* [Work to do]
Check each line for the string "this", then give only how many lines have it.

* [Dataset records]
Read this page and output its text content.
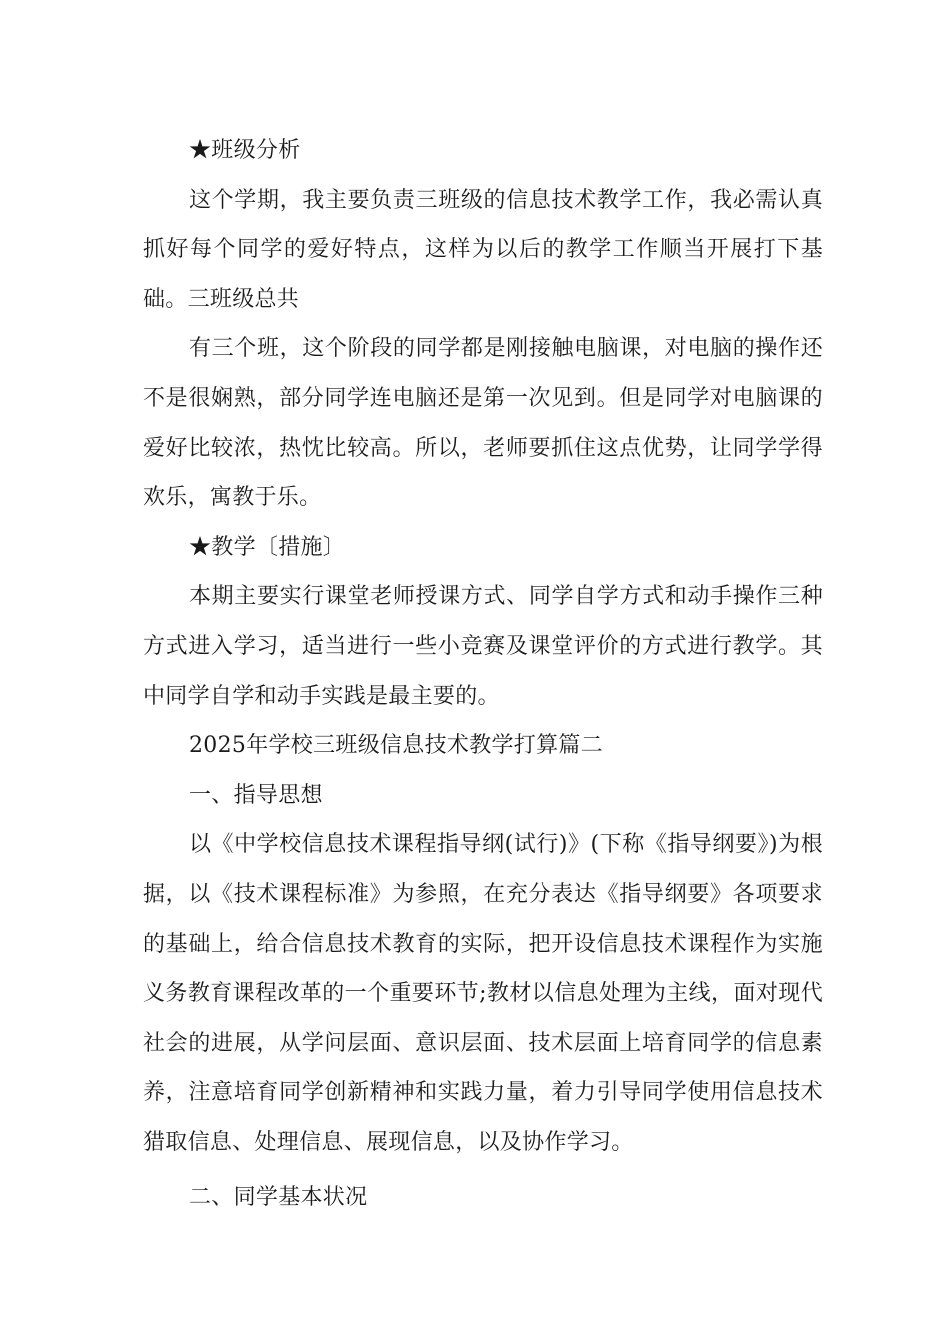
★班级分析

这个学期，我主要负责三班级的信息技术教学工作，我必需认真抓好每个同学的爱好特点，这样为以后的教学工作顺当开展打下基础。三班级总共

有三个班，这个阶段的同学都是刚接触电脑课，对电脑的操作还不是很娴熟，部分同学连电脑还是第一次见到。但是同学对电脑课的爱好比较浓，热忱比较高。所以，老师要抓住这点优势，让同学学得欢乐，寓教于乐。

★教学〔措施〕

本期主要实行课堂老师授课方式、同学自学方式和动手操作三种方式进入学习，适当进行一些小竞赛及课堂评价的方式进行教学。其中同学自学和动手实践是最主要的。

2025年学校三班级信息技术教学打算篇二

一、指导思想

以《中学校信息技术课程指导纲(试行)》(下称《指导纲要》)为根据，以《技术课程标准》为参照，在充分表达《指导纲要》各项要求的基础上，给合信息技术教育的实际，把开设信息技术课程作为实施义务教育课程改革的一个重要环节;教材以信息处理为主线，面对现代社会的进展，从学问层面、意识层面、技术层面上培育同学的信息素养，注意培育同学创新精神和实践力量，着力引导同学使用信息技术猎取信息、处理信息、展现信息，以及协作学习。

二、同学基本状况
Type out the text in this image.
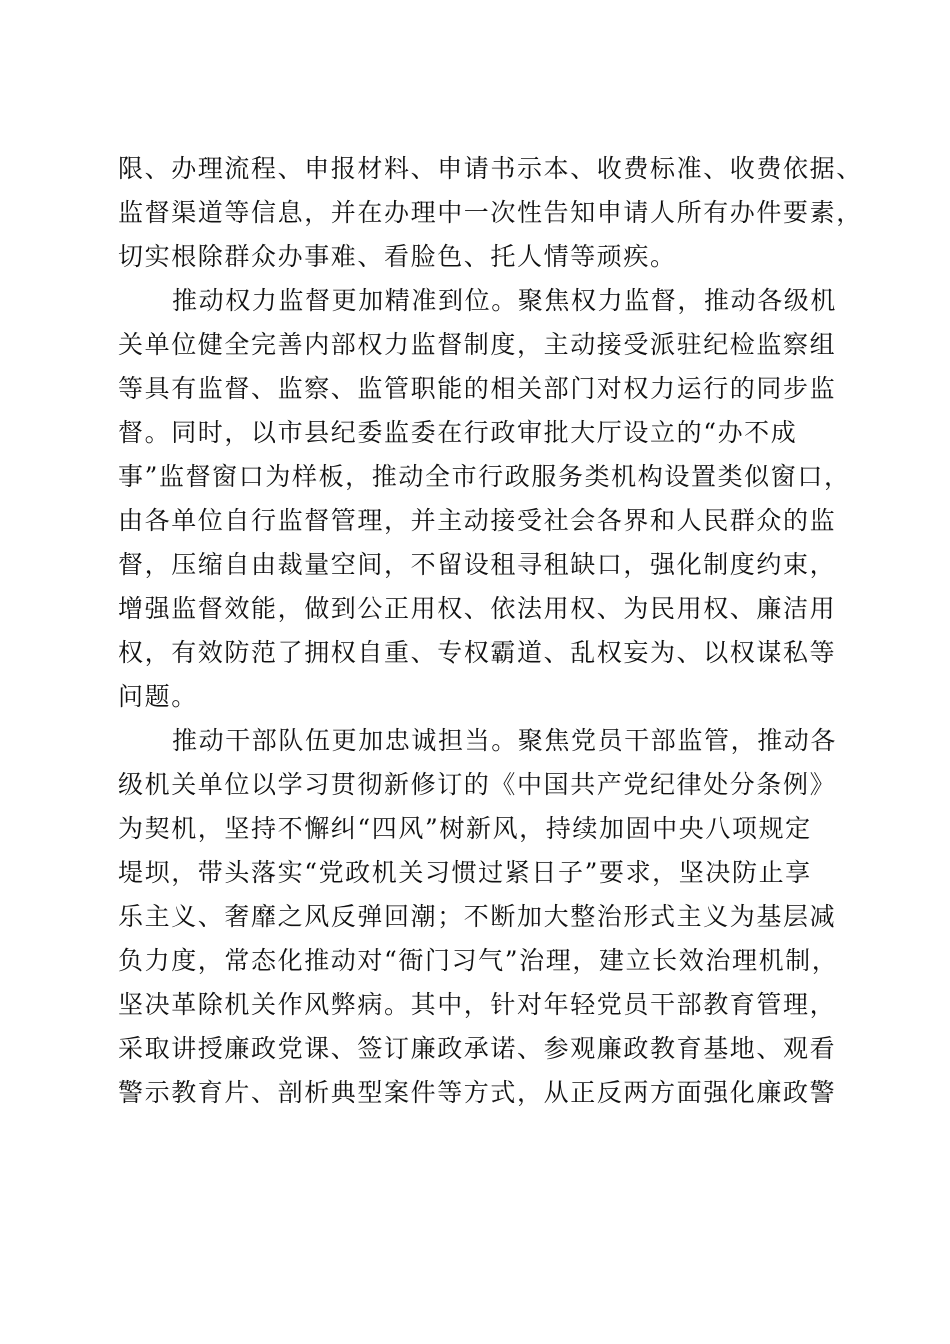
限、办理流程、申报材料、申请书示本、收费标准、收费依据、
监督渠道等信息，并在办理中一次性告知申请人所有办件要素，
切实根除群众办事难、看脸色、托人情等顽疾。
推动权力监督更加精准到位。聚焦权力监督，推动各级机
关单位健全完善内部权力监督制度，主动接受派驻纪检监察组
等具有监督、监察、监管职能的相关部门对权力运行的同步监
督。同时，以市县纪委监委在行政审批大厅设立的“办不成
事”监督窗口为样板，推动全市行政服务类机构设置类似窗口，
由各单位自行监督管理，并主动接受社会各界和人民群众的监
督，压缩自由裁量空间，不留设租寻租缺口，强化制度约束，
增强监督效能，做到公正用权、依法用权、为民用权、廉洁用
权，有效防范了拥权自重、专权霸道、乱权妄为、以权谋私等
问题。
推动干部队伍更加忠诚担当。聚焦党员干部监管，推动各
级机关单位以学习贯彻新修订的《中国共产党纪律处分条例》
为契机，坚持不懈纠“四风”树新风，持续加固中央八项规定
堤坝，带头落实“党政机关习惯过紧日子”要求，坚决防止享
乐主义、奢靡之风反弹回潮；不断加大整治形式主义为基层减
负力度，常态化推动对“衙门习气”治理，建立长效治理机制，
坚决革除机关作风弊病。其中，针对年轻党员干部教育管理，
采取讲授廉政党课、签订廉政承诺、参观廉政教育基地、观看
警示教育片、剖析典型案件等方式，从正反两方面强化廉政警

* [Solution to the problem]
2